[start Exercise materials]

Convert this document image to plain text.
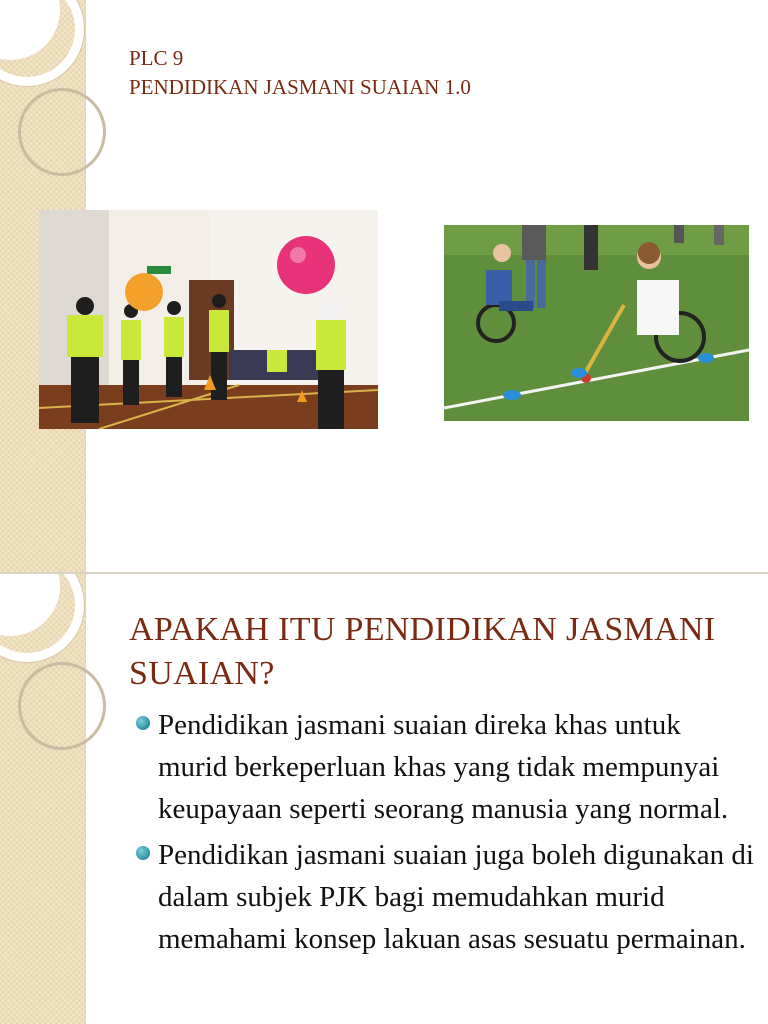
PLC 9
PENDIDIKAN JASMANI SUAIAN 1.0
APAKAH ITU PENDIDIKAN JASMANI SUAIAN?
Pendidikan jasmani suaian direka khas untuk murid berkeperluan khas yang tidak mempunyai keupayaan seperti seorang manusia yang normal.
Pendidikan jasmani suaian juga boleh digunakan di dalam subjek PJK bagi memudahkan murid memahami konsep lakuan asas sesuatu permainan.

[end Exercise materials]

Transcribe the records verbatim and omit the images.

> Problem solution:
Convert this document image to plain text.
PLC 9
PENDIDIKAN JASMANI SUAIAN 1.0
APAKAH ITU PENDIDIKAN JASMANI SUAIAN?
Pendidikan jasmani suaian direka khas untuk murid berkeperluan khas yang tidak mempunyai keupayaan seperti seorang manusia yang normal.
Pendidikan jasmani suaian juga boleh digunakan di dalam subjek PJK bagi memudahkan murid memahami konsep lakuan asas sesuatu permainan.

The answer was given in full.